■ Exercise directions
Count every line in the entries that contains "JSON". Report that count alone.

■ Materials provided
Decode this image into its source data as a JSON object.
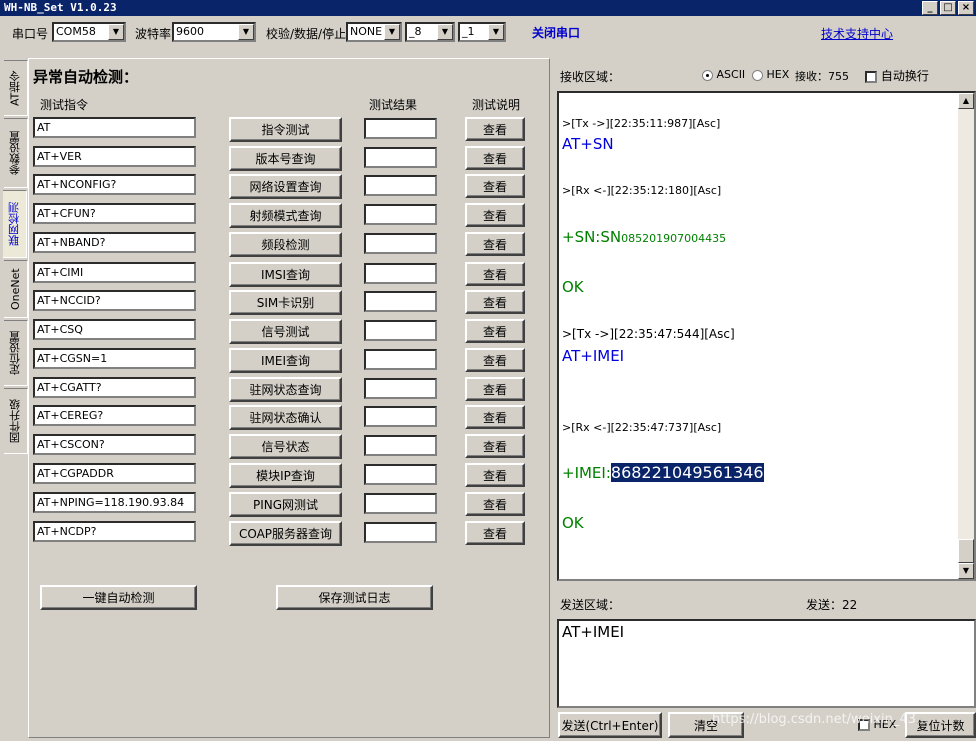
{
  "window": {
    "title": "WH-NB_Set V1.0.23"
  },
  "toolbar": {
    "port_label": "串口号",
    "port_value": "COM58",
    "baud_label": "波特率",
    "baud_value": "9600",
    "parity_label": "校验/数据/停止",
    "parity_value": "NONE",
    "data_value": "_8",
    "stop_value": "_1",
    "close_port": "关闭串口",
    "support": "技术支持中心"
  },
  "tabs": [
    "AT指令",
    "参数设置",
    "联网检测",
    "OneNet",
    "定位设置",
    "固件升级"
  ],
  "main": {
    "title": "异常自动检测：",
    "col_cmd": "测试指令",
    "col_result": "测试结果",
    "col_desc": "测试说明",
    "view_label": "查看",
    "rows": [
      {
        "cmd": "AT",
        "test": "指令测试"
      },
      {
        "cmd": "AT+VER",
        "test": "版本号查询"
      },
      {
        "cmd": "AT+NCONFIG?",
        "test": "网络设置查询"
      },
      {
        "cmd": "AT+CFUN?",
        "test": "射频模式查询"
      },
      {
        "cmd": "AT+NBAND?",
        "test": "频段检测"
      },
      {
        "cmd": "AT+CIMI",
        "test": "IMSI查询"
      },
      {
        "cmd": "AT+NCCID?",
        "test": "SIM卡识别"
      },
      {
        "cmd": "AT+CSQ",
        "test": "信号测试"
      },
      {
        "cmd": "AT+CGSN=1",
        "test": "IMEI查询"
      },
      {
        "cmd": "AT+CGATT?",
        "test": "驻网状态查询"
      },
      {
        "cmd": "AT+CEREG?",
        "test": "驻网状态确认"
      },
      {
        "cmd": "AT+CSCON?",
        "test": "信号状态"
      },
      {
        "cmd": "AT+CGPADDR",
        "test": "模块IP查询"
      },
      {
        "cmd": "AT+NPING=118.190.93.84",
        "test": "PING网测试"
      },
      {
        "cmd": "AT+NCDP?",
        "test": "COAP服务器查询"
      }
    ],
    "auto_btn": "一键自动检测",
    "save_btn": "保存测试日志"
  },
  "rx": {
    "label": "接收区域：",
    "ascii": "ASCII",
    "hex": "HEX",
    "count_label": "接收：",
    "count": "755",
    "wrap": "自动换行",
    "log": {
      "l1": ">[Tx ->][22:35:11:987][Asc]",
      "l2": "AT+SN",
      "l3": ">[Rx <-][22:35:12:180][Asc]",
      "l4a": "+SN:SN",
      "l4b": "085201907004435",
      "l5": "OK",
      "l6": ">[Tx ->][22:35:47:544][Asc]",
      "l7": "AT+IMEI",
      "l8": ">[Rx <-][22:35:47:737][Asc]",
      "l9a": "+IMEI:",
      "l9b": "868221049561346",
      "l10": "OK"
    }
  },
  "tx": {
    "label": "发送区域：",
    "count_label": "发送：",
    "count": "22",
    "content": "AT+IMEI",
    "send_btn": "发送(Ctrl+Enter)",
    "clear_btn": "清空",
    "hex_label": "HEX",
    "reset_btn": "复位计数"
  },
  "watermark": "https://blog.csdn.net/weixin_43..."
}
--
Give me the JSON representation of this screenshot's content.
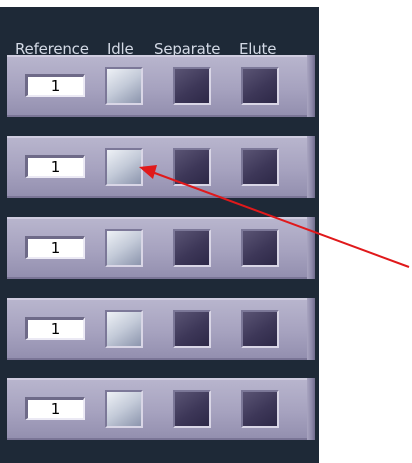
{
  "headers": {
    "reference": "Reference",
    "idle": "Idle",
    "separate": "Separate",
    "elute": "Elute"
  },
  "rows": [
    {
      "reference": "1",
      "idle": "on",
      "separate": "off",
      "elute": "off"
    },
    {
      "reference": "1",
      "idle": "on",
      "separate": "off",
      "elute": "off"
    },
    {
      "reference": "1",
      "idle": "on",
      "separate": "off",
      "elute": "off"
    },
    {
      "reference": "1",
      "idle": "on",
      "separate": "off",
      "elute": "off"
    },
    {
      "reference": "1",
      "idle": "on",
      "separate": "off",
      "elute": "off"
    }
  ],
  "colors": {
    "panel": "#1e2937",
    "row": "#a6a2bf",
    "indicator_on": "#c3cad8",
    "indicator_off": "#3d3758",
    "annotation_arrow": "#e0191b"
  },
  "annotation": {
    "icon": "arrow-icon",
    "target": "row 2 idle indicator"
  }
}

■ Correct answer
2